* [RECORD LIST]:

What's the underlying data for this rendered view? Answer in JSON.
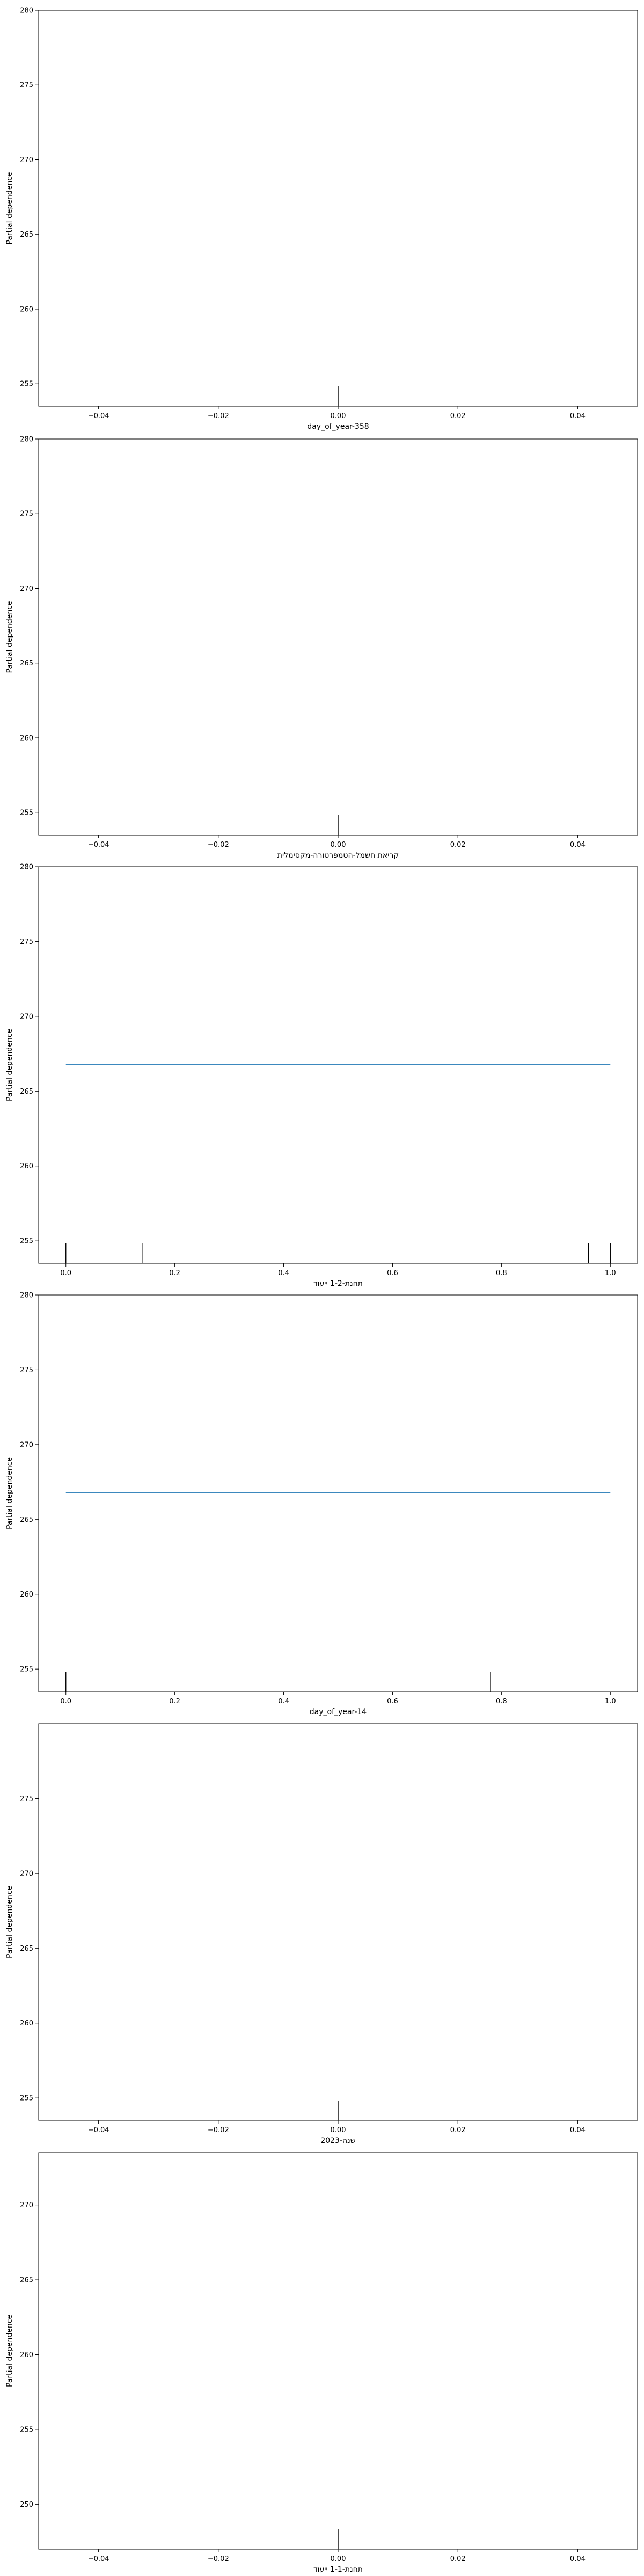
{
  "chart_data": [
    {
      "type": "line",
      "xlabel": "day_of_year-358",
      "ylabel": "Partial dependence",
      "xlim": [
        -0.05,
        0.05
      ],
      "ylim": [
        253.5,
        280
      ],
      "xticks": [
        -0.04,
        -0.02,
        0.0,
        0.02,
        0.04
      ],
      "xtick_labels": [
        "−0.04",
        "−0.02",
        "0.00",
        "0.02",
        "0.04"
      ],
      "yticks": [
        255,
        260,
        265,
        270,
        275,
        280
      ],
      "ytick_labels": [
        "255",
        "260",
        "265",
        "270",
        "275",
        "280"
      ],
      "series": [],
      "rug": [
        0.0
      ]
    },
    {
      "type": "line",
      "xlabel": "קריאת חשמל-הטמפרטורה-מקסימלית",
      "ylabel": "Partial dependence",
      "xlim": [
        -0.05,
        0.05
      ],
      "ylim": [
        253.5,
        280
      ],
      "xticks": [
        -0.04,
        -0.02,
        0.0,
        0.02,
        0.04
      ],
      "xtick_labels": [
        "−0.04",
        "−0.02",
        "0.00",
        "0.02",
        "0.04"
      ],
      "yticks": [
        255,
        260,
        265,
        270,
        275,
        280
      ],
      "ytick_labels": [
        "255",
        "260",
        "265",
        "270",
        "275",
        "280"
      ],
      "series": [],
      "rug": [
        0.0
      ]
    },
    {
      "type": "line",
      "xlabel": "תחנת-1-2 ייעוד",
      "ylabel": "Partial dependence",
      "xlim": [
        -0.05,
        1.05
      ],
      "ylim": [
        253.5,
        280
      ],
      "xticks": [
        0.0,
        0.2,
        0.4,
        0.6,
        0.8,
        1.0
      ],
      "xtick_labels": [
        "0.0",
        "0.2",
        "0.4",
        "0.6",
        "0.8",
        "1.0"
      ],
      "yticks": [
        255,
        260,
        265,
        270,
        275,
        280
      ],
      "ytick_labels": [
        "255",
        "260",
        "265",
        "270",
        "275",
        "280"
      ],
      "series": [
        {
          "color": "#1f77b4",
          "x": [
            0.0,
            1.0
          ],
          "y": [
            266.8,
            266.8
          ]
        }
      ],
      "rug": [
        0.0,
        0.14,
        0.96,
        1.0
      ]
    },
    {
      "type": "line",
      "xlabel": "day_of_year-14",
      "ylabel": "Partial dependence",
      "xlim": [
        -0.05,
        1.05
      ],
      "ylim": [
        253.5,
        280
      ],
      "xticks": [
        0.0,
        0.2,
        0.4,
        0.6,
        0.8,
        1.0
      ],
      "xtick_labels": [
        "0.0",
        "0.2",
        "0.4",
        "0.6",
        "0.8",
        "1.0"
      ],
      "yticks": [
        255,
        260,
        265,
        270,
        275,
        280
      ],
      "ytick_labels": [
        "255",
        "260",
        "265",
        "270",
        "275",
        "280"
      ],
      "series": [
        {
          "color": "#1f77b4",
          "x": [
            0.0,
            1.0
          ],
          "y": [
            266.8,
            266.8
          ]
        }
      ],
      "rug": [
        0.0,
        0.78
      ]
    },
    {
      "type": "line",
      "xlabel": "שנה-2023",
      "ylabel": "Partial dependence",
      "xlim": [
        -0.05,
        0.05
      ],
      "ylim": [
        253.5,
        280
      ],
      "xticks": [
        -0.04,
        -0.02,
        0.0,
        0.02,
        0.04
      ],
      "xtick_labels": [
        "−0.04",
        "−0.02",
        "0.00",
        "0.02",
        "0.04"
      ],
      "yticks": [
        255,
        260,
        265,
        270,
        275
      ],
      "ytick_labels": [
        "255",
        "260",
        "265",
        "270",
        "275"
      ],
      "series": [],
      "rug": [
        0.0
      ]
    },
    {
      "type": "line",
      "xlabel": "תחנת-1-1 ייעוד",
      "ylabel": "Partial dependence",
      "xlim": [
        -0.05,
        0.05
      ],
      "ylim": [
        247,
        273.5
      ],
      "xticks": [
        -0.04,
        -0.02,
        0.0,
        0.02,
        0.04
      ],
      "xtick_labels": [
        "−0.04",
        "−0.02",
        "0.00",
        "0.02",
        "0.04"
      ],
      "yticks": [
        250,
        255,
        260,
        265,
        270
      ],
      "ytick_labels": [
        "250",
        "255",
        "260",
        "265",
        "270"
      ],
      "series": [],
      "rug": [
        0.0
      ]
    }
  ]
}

* [PROBLEM TO SOLVE]: Omit pictures; set down the rest of the material word for word.

* [WRITTEN SOLUTION]:
What's the underlying data for this rendered view? Answer in JSON.
{
  "chart_data": [
    {
      "type": "line",
      "xlabel": "day_of_year-358",
      "ylabel": "Partial dependence",
      "xlim": [
        -0.05,
        0.05
      ],
      "ylim": [
        253.5,
        280
      ],
      "xticks": [
        -0.04,
        -0.02,
        0.0,
        0.02,
        0.04
      ],
      "xtick_labels": [
        "−0.04",
        "−0.02",
        "0.00",
        "0.02",
        "0.04"
      ],
      "yticks": [
        255,
        260,
        265,
        270,
        275,
        280
      ],
      "ytick_labels": [
        "255",
        "260",
        "265",
        "270",
        "275",
        "280"
      ],
      "series": [],
      "rug": [
        0.0
      ]
    },
    {
      "type": "line",
      "xlabel": "קריאת חשמל-הטמפרטורה-מקסימלית",
      "ylabel": "Partial dependence",
      "xlim": [
        -0.05,
        0.05
      ],
      "ylim": [
        253.5,
        280
      ],
      "xticks": [
        -0.04,
        -0.02,
        0.0,
        0.02,
        0.04
      ],
      "xtick_labels": [
        "−0.04",
        "−0.02",
        "0.00",
        "0.02",
        "0.04"
      ],
      "yticks": [
        255,
        260,
        265,
        270,
        275,
        280
      ],
      "ytick_labels": [
        "255",
        "260",
        "265",
        "270",
        "275",
        "280"
      ],
      "series": [],
      "rug": [
        0.0
      ]
    },
    {
      "type": "line",
      "xlabel": "תחנת-1-2 ייעוד",
      "ylabel": "Partial dependence",
      "xlim": [
        -0.05,
        1.05
      ],
      "ylim": [
        253.5,
        280
      ],
      "xticks": [
        0.0,
        0.2,
        0.4,
        0.6,
        0.8,
        1.0
      ],
      "xtick_labels": [
        "0.0",
        "0.2",
        "0.4",
        "0.6",
        "0.8",
        "1.0"
      ],
      "yticks": [
        255,
        260,
        265,
        270,
        275,
        280
      ],
      "ytick_labels": [
        "255",
        "260",
        "265",
        "270",
        "275",
        "280"
      ],
      "series": [
        {
          "color": "#1f77b4",
          "x": [
            0.0,
            1.0
          ],
          "y": [
            266.8,
            266.8
          ]
        }
      ],
      "rug": [
        0.0,
        0.14,
        0.96,
        1.0
      ]
    },
    {
      "type": "line",
      "xlabel": "day_of_year-14",
      "ylabel": "Partial dependence",
      "xlim": [
        -0.05,
        1.05
      ],
      "ylim": [
        253.5,
        280
      ],
      "xticks": [
        0.0,
        0.2,
        0.4,
        0.6,
        0.8,
        1.0
      ],
      "xtick_labels": [
        "0.0",
        "0.2",
        "0.4",
        "0.6",
        "0.8",
        "1.0"
      ],
      "yticks": [
        255,
        260,
        265,
        270,
        275,
        280
      ],
      "ytick_labels": [
        "255",
        "260",
        "265",
        "270",
        "275",
        "280"
      ],
      "series": [
        {
          "color": "#1f77b4",
          "x": [
            0.0,
            1.0
          ],
          "y": [
            266.8,
            266.8
          ]
        }
      ],
      "rug": [
        0.0,
        0.78
      ]
    },
    {
      "type": "line",
      "xlabel": "שנה-2023",
      "ylabel": "Partial dependence",
      "xlim": [
        -0.05,
        0.05
      ],
      "ylim": [
        253.5,
        280
      ],
      "xticks": [
        -0.04,
        -0.02,
        0.0,
        0.02,
        0.04
      ],
      "xtick_labels": [
        "−0.04",
        "−0.02",
        "0.00",
        "0.02",
        "0.04"
      ],
      "yticks": [
        255,
        260,
        265,
        270,
        275
      ],
      "ytick_labels": [
        "255",
        "260",
        "265",
        "270",
        "275"
      ],
      "series": [],
      "rug": [
        0.0
      ]
    },
    {
      "type": "line",
      "xlabel": "תחנת-1-1 ייעוד",
      "ylabel": "Partial dependence",
      "xlim": [
        -0.05,
        0.05
      ],
      "ylim": [
        247,
        273.5
      ],
      "xticks": [
        -0.04,
        -0.02,
        0.0,
        0.02,
        0.04
      ],
      "xtick_labels": [
        "−0.04",
        "−0.02",
        "0.00",
        "0.02",
        "0.04"
      ],
      "yticks": [
        250,
        255,
        260,
        265,
        270
      ],
      "ytick_labels": [
        "250",
        "255",
        "260",
        "265",
        "270"
      ],
      "series": [],
      "rug": [
        0.0
      ]
    }
  ]
}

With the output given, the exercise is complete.